**What to work on:**
Filter these entries so that only lines with the word "right" remain.

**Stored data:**
^^^^^^^^
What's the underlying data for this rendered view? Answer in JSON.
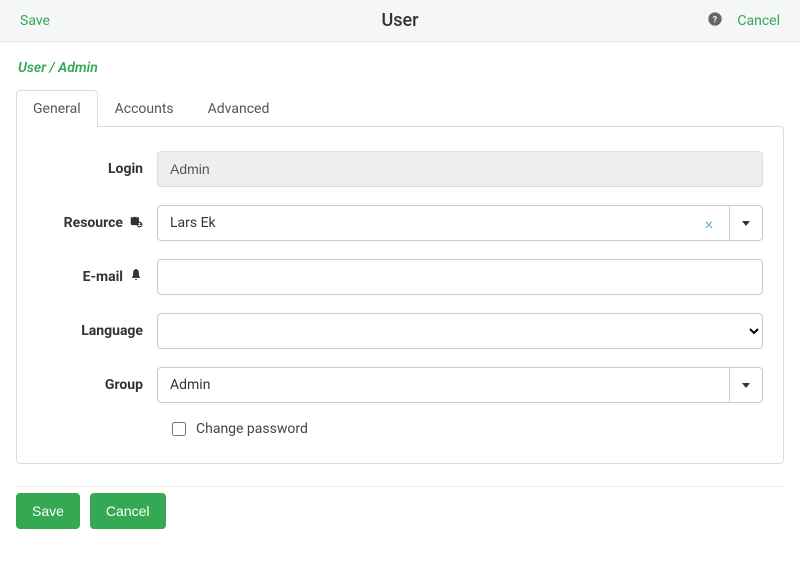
{
  "topbar": {
    "save": "Save",
    "title": "User",
    "cancel": "Cancel"
  },
  "breadcrumb": "User / Admin",
  "tabs": {
    "general": "General",
    "accounts": "Accounts",
    "advanced": "Advanced"
  },
  "form": {
    "login": {
      "label": "Login",
      "value": "Admin"
    },
    "resource": {
      "label": "Resource",
      "value": "Lars Ek"
    },
    "email": {
      "label": "E-mail",
      "value": ""
    },
    "language": {
      "label": "Language",
      "value": ""
    },
    "group": {
      "label": "Group",
      "value": "Admin"
    },
    "change_password": {
      "label": "Change password",
      "checked": false
    }
  },
  "footer": {
    "save": "Save",
    "cancel": "Cancel"
  }
}
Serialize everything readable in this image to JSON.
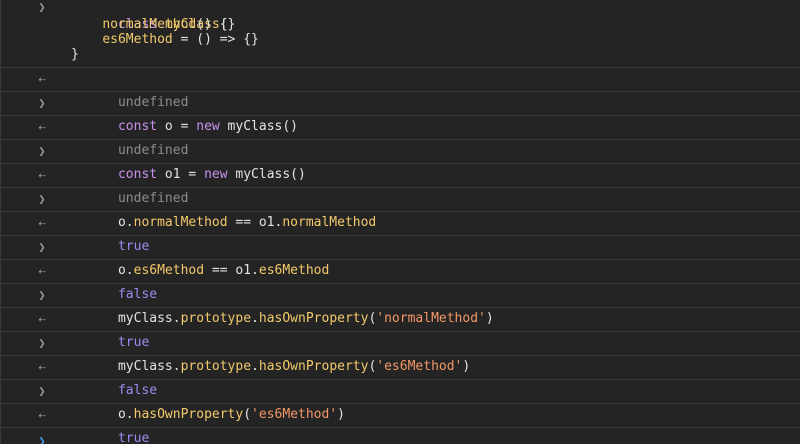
{
  "console": {
    "entries": [
      {
        "kind": "input",
        "lines": [
          "class myClass{",
          "    normalMethod() {}",
          "    es6Method = () => {}",
          "}"
        ]
      },
      {
        "kind": "result",
        "text": "undefined"
      },
      {
        "kind": "input",
        "text": "const o = new myClass()"
      },
      {
        "kind": "result",
        "text": "undefined"
      },
      {
        "kind": "input",
        "text": "const o1 = new myClass()"
      },
      {
        "kind": "result",
        "text": "undefined"
      },
      {
        "kind": "input",
        "text": "o.normalMethod == o1.normalMethod"
      },
      {
        "kind": "result",
        "text": "true"
      },
      {
        "kind": "input",
        "text": "o.es6Method == o1.es6Method"
      },
      {
        "kind": "result",
        "text": "false"
      },
      {
        "kind": "input",
        "text": "myClass.prototype.hasOwnProperty('normalMethod')"
      },
      {
        "kind": "result",
        "text": "true"
      },
      {
        "kind": "input",
        "text": "myClass.prototype.hasOwnProperty('es6Method')"
      },
      {
        "kind": "result",
        "text": "false"
      },
      {
        "kind": "input",
        "text": "o.hasOwnProperty('es6Method')"
      },
      {
        "kind": "result",
        "text": "true"
      }
    ],
    "input_prompt_icon": "chevron-right-icon",
    "result_prompt_icon": "return-arrow-icon",
    "active_prompt_icon": "chevron-right-icon"
  },
  "tokens": {
    "class_kw": "class",
    "class_name": "myClass",
    "open_brace": "{",
    "normal_method_line": "normalMethod",
    "normal_method_tail": "() {}",
    "es6_method_name": "es6Method",
    "es6_method_tail": " = () => {}",
    "close_brace": "}",
    "const_kw": "const",
    "new_kw": "new",
    "o_decl": " o = ",
    "o1_decl": " o1 = ",
    "myclass_call": " myClass()",
    "o_dot": "o.",
    "o1_dot": "o1.",
    "eq": " == ",
    "normalMethod": "normalMethod",
    "es6Method": "es6Method",
    "myClass_dot": "myClass.",
    "prototype": "prototype",
    "dot": ".",
    "hasOwnProperty": "hasOwnProperty",
    "lparen": "(",
    "rparen": ")",
    "str_normal": "'normalMethod'",
    "str_es6": "'es6Method'",
    "undefined": "undefined",
    "true": "true",
    "false": "false"
  },
  "colors": {
    "background": "#242424",
    "keyword": "#c792ea",
    "method": "#f2c96b",
    "string": "#f29766",
    "undefined": "#8c8c8c",
    "boolean": "#9b8cf2",
    "active_prompt": "#4f9cf5"
  }
}
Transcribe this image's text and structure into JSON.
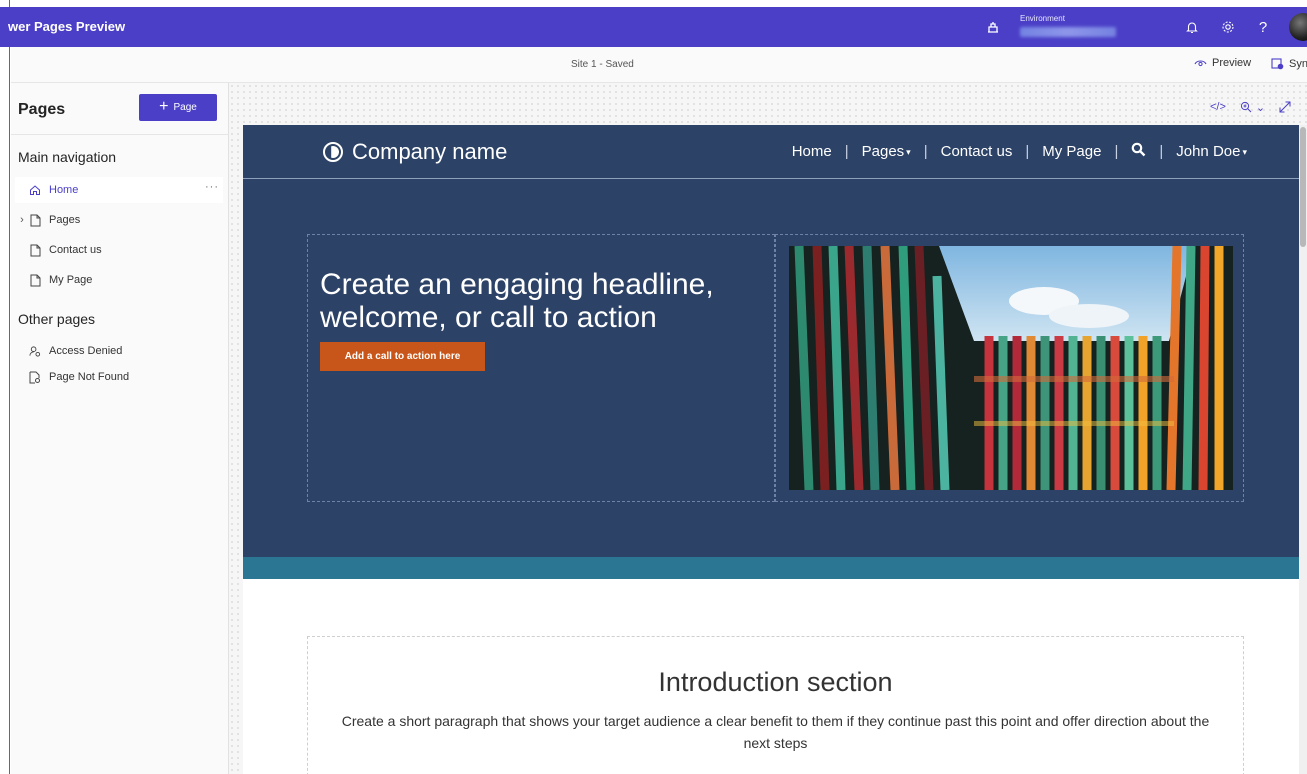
{
  "topbar": {
    "app_title": "wer Pages Preview",
    "environment_label": "Environment",
    "environment_icon": "environment-icon",
    "icons": [
      "bell-icon",
      "gear-icon",
      "help-icon"
    ],
    "brand_color": "#4b3fc7"
  },
  "subbar": {
    "site_status": "Site 1 - Saved",
    "preview_label": "Preview",
    "sync_label": "Sync"
  },
  "panel": {
    "title": "Pages",
    "add_page_label": "Page",
    "main_nav_title": "Main navigation",
    "main_nav_items": [
      {
        "label": "Home",
        "icon": "home-icon",
        "selected": true
      },
      {
        "label": "Pages",
        "icon": "page-icon",
        "expandable": true
      },
      {
        "label": "Contact us",
        "icon": "page-icon"
      },
      {
        "label": "My Page",
        "icon": "page-icon"
      }
    ],
    "other_pages_title": "Other pages",
    "other_pages_items": [
      {
        "label": "Access Denied",
        "icon": "person-lock-icon"
      },
      {
        "label": "Page Not Found",
        "icon": "page-search-icon"
      }
    ],
    "more_label": "···"
  },
  "canvas_tools": [
    "code-icon",
    "zoom-icon",
    "chevron-down-icon",
    "expand-icon"
  ],
  "site": {
    "brand": "Company name",
    "nav": [
      {
        "label": "Home"
      },
      {
        "label": "Pages",
        "caret": true
      },
      {
        "label": "Contact us"
      },
      {
        "label": "My Page"
      },
      {
        "label": "search-icon",
        "icon": true
      },
      {
        "label": "John Doe",
        "caret": true
      }
    ],
    "headline": "Create an engaging headline, welcome, or call to action",
    "cta_label": "Add a call to action here",
    "intro_title": "Introduction section",
    "intro_text": "Create a short paragraph that shows your target audience a clear benefit to them if they continue past this point and offer direction about the next steps",
    "colors": {
      "header_bg": "#2c4266",
      "band": "#2b7693",
      "cta": "#c8561a"
    }
  }
}
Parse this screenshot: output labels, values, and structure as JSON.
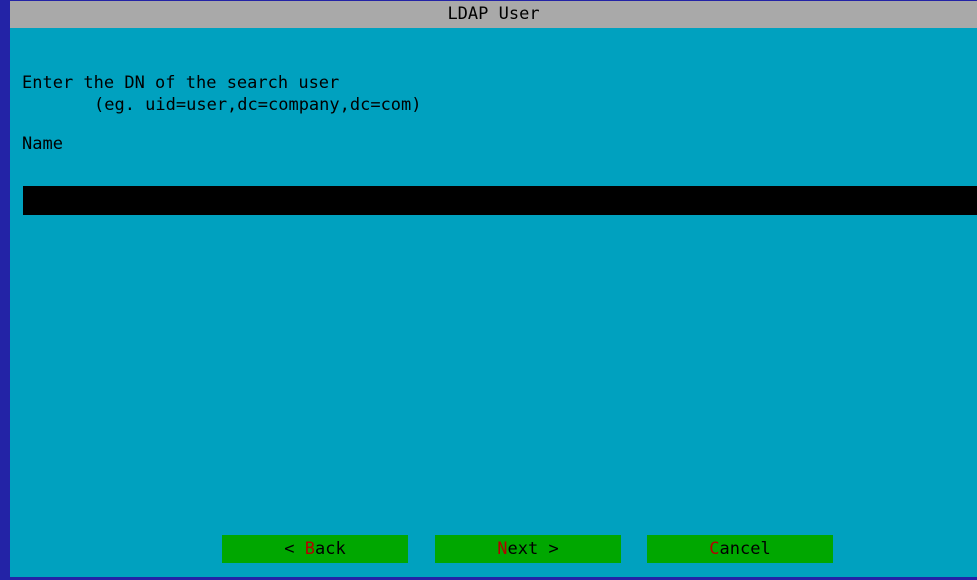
{
  "dialog": {
    "title": "LDAP User",
    "prompt_line1": "Enter the DN of the search user",
    "prompt_line2": "(eg. uid=user,dc=company,dc=com)",
    "field_label": "Name",
    "field_value": ""
  },
  "buttons": {
    "back": {
      "prefix": "< ",
      "hotkey": "B",
      "rest": "ack",
      "suffix": ""
    },
    "next": {
      "prefix": "",
      "hotkey": "N",
      "rest": "ext",
      "suffix": " >"
    },
    "cancel": {
      "prefix": "",
      "hotkey": "C",
      "rest": "ancel",
      "suffix": ""
    }
  },
  "colors": {
    "background": "#00a1bf",
    "titlebar": "#a9a9a9",
    "border": "#2323a6",
    "input": "#000000",
    "button": "#00a700",
    "hotkey": "#b40000"
  }
}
^^^^^^^^
**Reply:**
    "input_prompt_icon": "chevron-right-icon",
    "active_prompt_icon": "chevron-right-icon"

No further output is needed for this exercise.